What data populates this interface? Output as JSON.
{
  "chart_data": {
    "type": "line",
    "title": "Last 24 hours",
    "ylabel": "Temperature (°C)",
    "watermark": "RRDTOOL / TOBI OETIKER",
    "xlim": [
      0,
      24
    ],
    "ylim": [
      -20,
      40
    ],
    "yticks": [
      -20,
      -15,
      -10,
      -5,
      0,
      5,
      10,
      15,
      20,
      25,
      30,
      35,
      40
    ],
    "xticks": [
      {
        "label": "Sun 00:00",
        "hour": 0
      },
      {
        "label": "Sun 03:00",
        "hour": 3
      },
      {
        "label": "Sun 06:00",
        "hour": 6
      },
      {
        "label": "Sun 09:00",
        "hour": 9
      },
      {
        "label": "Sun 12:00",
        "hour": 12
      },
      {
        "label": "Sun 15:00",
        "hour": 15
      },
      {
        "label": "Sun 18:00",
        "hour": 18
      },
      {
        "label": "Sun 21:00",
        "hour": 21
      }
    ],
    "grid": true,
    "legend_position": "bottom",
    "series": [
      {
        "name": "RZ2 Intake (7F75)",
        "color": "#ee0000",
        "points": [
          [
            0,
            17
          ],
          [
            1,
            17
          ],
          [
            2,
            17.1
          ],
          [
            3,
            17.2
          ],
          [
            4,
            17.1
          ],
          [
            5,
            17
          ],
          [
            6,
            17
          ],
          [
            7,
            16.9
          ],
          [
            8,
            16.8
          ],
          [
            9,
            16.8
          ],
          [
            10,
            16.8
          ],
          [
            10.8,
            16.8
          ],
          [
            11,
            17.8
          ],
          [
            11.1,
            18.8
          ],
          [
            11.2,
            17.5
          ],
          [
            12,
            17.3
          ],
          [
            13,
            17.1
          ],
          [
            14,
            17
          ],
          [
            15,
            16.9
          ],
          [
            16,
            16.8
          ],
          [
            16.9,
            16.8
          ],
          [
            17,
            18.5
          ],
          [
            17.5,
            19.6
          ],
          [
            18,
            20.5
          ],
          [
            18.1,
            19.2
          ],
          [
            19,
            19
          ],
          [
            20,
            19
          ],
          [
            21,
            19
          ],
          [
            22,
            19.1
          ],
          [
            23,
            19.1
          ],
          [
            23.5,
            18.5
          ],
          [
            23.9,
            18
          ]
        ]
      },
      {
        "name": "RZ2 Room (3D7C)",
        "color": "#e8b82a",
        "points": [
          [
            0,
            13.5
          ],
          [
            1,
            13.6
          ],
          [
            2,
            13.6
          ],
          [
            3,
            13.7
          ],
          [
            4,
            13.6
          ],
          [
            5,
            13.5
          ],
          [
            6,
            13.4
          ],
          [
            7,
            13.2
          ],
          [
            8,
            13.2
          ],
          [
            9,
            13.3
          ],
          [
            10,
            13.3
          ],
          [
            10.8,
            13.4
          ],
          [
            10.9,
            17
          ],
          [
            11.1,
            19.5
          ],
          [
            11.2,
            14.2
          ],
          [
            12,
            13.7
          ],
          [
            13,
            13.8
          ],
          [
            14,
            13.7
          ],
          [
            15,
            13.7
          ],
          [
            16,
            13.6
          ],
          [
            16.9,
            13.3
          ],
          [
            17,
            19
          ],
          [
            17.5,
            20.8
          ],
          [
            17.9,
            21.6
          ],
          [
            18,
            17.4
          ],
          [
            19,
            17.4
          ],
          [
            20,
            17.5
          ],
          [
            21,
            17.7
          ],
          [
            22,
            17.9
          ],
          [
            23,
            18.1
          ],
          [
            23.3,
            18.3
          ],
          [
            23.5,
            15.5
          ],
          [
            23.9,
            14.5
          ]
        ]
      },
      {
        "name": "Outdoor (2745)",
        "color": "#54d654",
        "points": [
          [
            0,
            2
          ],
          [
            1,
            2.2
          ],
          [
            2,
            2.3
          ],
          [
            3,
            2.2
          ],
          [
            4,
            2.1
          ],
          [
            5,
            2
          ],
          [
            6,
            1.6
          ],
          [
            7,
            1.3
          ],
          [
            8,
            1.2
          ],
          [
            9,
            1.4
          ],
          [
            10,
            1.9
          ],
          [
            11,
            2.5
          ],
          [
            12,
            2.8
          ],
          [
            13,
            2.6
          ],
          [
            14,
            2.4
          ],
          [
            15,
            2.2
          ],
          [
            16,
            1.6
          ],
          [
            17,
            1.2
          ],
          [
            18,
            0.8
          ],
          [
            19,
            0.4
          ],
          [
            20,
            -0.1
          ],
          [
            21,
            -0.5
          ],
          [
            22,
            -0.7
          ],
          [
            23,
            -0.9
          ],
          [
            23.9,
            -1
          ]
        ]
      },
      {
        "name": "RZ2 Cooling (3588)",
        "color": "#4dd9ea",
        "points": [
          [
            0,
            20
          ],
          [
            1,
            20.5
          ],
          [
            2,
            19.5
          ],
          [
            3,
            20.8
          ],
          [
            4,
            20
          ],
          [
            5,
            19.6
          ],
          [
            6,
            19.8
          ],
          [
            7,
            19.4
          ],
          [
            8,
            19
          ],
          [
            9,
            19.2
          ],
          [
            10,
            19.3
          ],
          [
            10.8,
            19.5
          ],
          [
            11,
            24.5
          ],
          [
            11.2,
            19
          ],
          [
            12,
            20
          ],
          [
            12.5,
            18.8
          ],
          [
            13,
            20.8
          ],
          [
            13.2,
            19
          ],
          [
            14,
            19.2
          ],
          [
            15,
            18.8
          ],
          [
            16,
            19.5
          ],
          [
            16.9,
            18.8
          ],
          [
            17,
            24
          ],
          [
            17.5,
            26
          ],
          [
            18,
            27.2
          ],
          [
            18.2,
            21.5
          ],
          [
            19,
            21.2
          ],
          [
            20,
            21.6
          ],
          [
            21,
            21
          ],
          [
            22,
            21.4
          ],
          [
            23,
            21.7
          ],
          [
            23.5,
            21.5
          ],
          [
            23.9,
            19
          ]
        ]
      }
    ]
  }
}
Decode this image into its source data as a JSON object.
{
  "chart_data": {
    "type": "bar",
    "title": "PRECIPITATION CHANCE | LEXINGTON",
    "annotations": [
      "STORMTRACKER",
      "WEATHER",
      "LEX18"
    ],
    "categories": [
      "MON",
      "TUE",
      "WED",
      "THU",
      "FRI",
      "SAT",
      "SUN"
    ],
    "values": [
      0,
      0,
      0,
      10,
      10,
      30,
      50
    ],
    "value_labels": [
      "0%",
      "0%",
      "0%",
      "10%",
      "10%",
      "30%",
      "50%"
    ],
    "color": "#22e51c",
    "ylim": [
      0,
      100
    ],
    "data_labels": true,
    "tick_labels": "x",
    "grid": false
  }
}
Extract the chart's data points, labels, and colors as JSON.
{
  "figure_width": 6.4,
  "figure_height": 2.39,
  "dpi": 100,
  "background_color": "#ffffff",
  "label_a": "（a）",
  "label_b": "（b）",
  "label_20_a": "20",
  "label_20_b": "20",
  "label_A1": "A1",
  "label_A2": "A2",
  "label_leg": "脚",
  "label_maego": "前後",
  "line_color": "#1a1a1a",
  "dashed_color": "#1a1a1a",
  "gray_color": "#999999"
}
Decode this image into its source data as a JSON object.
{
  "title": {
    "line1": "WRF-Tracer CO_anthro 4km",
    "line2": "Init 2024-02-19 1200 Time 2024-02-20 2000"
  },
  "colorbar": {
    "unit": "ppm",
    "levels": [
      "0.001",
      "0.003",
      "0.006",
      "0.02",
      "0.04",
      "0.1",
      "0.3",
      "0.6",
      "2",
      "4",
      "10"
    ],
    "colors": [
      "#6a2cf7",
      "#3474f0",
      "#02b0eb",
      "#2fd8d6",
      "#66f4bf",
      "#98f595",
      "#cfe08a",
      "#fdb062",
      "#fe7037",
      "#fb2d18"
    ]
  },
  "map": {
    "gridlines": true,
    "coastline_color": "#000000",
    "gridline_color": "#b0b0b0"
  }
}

......

(Work required) Repeat only the stretch of lines that begins at the line containing "Extract the chart's" and ends at the last line above, both included.

(Written reply)
Extract the chart's data points, labels, and colors as JSON.
{
  "figure_width": 6.4,
  "figure_height": 2.39,
  "dpi": 100,
  "background_color": "#ffffff",
  "label_a": "（a）",
  "label_b": "（b）",
  "label_20_a": "20",
  "label_20_b": "20",
  "label_A1": "A1",
  "label_A2": "A2",
  "label_leg": "脚",
  "label_maego": "前後",
  "line_color": "#1a1a1a",
  "dashed_color": "#1a1a1a",
  "gray_color": "#999999"
}
Decode this image into its source data as a JSON object.
{
  "title": {
    "line1": "WRF-Tracer CO_anthro 4km",
    "line2": "Init 2024-02-19 1200 Time 2024-02-20 2000"
  },
  "colorbar": {
    "unit": "ppm",
    "levels": [
      "0.001",
      "0.003",
      "0.006",
      "0.02",
      "0.04",
      "0.1",
      "0.3",
      "0.6",
      "2",
      "4",
      "10"
    ],
    "colors": [
      "#6a2cf7",
      "#3474f0",
      "#02b0eb",
      "#2fd8d6",
      "#66f4bf",
      "#98f595",
      "#cfe08a",
      "#fdb062",
      "#fe7037",
      "#fb2d18"
    ]
  },
  "map": {
    "gridlines": true,
    "coastline_color": "#000000",
    "gridline_color": "#b0b0b0"
  }
}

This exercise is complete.